--- Text excerpt ---

Due to their high aspect ratio, low density, and outstanding electrical, thermal, and mechanical properties, carbon nanotubes (CNTs) have recently been established as an effective and desirable additive; and, there has been growth in the incorporation of CNTs into thermoplastics. ⁴ The influence of CNTs on the electrical conductivity of polymers is significant, particularly when compared with conventional additives. ^5,6 To attain high electrical conductivity, uniform dispersion of CNTs in a polymeric matrix is critical. ⁷

Two mechanisms are responsible for generating the conductive paths through a CNT-reinforced polymer: CNT-to-CNT junctions ⁸ and the tunneling of electrons between two neighboring CNTs through polymer gaps smaller than 1.8 nm. ^9,10 An important criterion in these established conduction mechanisms is the critical filler concentration, called the percolation threshold, at which a stable electrically conductive network is formed. ¹¹ The electrical conductivity of composites with spherical and high aspect ratio fillers have been established with models developed by Kirkpatrick ¹² and Celzard et al., ¹³ respectively.

Another method for simulating CNT networks is developing pseudo three-dimensional (3D) models. These pseudo-3D models represent thin layers of nanocomposites and were developed using Monte Carlo simulations by Behnam et al. ¹⁴ Random networks of rod-shaped additives within an insulating matrix have been mimicked by 3D simulations. ^15,16 The effects of CNTs’ orientation on the electrical conductivity of nanocomposites were investigated by Bao et al. in a 3D model. ¹⁷

The use of CNTs for fabricating electrically conductive polymers has led to extensive attempts to apply polymeric nanocomposites in electromagnetic interference (EMI) shielding applications. ¹⁸ Shielding of EMI refers to an enclosure that confines an electronic product and acts as a barrier for unwanted electromagnetic radiations. ^19,20 It has been reported that by increasing electrical conductivity, the EMI shielding effectiveness (SE) of materials increases. ^2,21 Multilayered conductive polymeric composites have also been used to enhance EMI SE by increasing the multiple reflections at the internal interfaces. ^22,23 Zhang et al. ²⁴ stated that internal multiple reflections are due to the scattering influence of the material’s internal inhomogeneity.

Being lightweight is another essential requirement for a practical and effective EMI shielding material. ² There are some established methods for decreasing the density of polymeric composites, such as foaming via chemical or physical agents, which also leads to high mechanical energy absorption, and is relatively low cost, while maintaining modest mechanical performance. ²⁵ Motlagh et al. ²⁶ reported that foaming of carbon fiber-loaded polymers using a chemical blowing agent leads to enhanced electrical conductivity, due to increases in fiber orientation. Very recently, Ameli et al. ²⁷ foamed polypropylene/carbon fiber composites using nitrogen gas as a physical blowing agent and reported that this type of foaming was also able to improve the electrical conductivity and EMI SE of polymer composites. In foamed composites, voids can be effective in enhancing the EMI shielding capabilities of polymer composites as the internal reflections of electromagnetic waves are increased. ²⁸ The reflection of electromagnetic waves is related to the impedance mismatch between air and the composite. ²⁹ Molenberg et al. ³⁰ utilized foamed CNT/polymer composites for EMI shielding applications. They showed that foaming of CNT-loaded polymers resulted in the manufacture of shielding materials with a relatively high SE. In other research works, foamed polystyrene (PS) composites with carbon nanofibers and CNTs were used for shielding applications; and, it was shown that these nanocomposites achieved a high SE through foaming. ² Although foamed CNT/polymer nanocomposites show good potential for EMI shielding applications, a survey of the literature found that very few research works have been conducted using these nanocomposites for EMI shielding applications.

--- Objectives ---
(1) Do these statements agree with the excerpt on carbon nanotube composites? For each one, answer yes or no and quote the words that settle it. (a) Electrons can tunnel between neighboring CNTs through polymer gaps smaller than 1.8 nm. (b) Ameli et al. foamed their composites with a chemical blowing agent. (c) A literature survey found many research works using foamed CNT/polymer nanocomposites for EMI shielding.
(2) Write out the part of the excerpt on carbon nanotube composites that begins at the words "The use of CNTs" and stops after "material’s internal inhomogeneity.".
The entries are taken from a separate source, not from the excerpt on carbon nanotube composites.

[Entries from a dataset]
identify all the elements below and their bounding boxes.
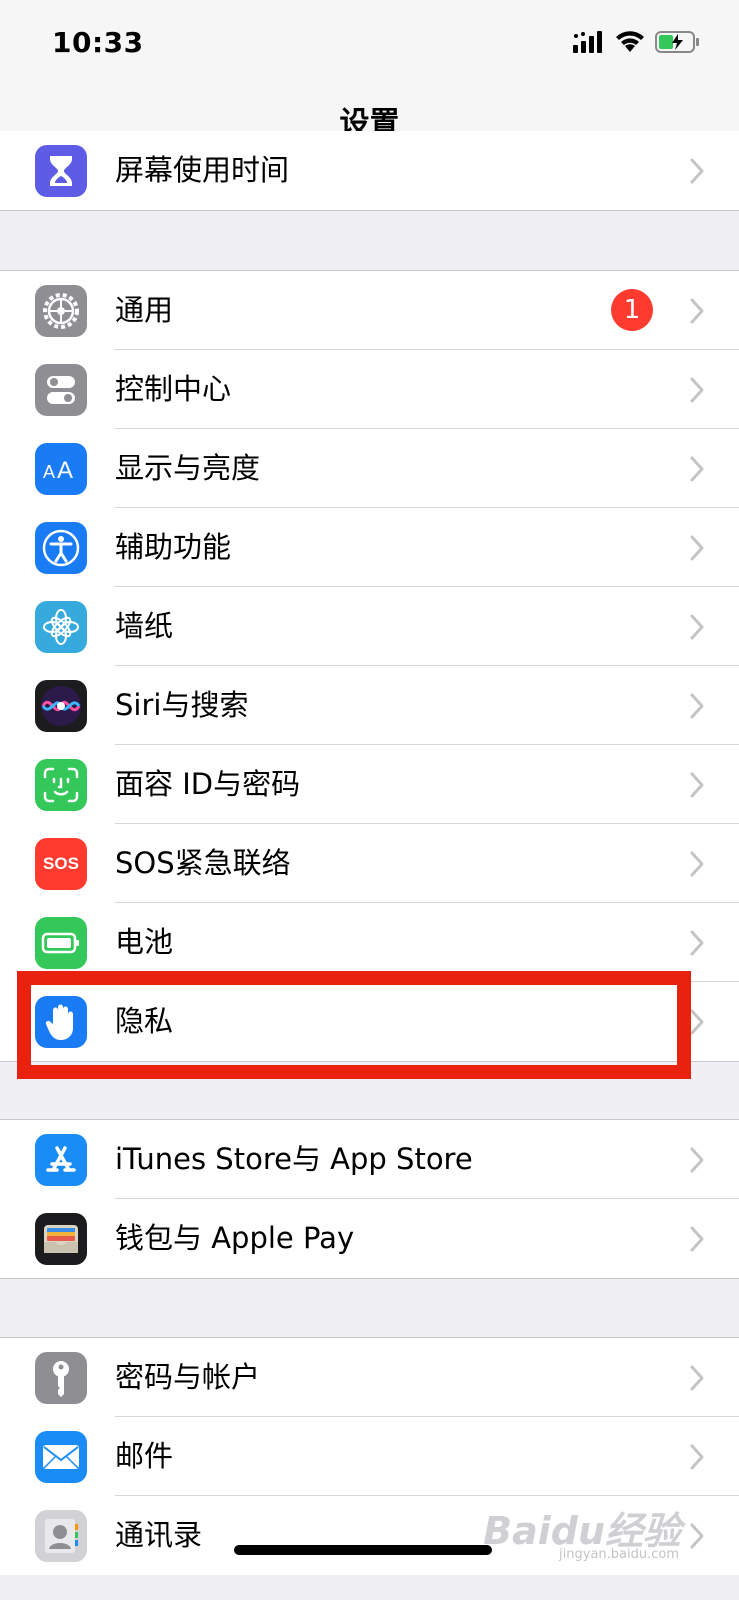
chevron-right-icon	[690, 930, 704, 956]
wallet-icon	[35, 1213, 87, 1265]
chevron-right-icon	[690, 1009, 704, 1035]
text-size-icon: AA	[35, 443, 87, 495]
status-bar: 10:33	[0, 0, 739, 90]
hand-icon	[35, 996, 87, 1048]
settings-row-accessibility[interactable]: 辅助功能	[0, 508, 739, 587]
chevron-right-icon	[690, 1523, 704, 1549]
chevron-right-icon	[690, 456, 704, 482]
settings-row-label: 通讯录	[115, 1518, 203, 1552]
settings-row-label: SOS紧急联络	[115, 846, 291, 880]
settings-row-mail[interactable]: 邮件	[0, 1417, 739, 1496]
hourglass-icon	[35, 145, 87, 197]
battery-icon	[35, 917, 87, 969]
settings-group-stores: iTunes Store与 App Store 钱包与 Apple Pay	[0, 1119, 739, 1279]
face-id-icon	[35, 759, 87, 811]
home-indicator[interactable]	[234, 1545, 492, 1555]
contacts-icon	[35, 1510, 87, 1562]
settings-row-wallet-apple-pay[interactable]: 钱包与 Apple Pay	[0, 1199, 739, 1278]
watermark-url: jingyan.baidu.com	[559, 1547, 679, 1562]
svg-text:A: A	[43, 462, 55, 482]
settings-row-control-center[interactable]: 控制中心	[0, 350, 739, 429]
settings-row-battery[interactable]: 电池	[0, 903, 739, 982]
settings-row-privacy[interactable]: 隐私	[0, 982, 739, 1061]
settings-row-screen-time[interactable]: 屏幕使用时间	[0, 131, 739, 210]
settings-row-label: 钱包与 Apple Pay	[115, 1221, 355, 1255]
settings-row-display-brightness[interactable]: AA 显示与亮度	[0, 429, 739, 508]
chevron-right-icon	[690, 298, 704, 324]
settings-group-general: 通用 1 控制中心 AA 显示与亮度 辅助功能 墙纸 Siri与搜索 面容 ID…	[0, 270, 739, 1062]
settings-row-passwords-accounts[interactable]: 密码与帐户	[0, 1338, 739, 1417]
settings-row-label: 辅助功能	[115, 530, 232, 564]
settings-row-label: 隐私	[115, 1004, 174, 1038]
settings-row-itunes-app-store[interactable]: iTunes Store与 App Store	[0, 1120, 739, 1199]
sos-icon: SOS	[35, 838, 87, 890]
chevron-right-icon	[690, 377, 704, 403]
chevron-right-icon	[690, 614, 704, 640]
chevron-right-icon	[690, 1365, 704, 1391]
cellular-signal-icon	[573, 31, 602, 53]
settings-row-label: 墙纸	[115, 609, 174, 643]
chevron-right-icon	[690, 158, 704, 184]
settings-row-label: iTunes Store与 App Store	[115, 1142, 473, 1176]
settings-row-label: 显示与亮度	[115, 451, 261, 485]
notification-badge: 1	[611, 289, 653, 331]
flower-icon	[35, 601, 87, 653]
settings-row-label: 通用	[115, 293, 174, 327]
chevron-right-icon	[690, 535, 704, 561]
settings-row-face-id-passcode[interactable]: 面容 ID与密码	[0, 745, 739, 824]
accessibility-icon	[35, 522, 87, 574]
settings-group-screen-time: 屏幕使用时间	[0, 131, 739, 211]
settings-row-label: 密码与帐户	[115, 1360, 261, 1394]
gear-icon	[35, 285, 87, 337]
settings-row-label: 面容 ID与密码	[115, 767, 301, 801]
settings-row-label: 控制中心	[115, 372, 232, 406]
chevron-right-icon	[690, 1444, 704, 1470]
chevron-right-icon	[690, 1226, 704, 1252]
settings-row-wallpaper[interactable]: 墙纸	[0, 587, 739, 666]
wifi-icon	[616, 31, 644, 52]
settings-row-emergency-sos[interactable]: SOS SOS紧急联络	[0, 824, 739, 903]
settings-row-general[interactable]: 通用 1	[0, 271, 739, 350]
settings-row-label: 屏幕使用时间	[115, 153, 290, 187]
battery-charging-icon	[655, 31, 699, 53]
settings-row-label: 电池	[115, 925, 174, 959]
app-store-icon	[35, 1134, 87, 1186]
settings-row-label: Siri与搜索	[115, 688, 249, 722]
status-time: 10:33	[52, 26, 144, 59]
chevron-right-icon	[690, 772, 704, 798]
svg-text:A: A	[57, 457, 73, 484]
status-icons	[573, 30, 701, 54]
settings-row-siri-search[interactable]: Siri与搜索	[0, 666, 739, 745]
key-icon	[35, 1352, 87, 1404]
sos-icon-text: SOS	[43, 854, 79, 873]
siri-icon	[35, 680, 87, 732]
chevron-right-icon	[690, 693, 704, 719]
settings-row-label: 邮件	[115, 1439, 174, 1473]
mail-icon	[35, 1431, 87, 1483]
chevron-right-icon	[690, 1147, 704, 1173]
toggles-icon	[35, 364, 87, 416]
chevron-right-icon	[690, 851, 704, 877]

...

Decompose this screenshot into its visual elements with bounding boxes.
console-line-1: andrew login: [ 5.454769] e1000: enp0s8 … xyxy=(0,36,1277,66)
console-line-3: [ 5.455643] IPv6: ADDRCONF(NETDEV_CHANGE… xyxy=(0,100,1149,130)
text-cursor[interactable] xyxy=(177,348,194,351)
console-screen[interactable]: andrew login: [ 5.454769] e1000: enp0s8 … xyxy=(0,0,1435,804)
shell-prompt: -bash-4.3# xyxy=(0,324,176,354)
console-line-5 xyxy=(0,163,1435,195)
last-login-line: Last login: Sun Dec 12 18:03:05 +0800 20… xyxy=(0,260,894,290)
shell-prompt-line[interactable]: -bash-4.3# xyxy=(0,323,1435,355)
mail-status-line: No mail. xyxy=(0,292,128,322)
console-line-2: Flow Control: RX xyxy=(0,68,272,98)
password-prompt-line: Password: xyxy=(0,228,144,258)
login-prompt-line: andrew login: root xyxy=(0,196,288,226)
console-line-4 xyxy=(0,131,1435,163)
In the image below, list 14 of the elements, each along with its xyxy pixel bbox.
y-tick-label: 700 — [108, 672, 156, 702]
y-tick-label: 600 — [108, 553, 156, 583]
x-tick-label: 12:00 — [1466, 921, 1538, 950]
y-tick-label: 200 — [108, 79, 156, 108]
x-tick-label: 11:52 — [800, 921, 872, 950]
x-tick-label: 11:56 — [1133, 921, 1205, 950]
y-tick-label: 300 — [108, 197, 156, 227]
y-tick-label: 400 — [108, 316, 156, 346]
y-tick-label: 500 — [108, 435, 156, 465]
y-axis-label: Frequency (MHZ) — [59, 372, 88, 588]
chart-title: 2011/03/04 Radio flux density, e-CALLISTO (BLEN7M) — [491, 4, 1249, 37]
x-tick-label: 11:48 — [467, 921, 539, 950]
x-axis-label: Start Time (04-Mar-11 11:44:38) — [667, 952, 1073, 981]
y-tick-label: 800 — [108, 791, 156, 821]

--- The replies ---
(1)
(a) Yes: "the tunneling of electrons between two neighboring CNTs through polymer gaps smaller than 1.8 nm"
(b) No: "using nitrogen gas as a physical blowing agent"
(c) No: "very few research works have been conducted using these nanocomposites for EMI shielding applications"

(2)
The use of CNTs for fabricating electrically conductive polymers has led to extensive attempts to apply polymeric nanocomposites in electromagnetic interference (EMI) shielding applications. ¹⁸ Shielding of EMI refers to an enclosure that confines an electronic product and acts as a barrier for unwanted electromagnetic radiations. ^19,20 It has been reported that by increasing electrical conductivity, the EMI shielding effectiveness (SE) of materials increases. ^2,21 Multilayered conductive polymeric composites have also been used to enhance EMI SE by increasing the multiple reflections at the internal interfaces. ^22,23 Zhang et al. ²⁴ stated that internal multiple reflections are due to the scattering influence of the material’s internal inhomogeneity.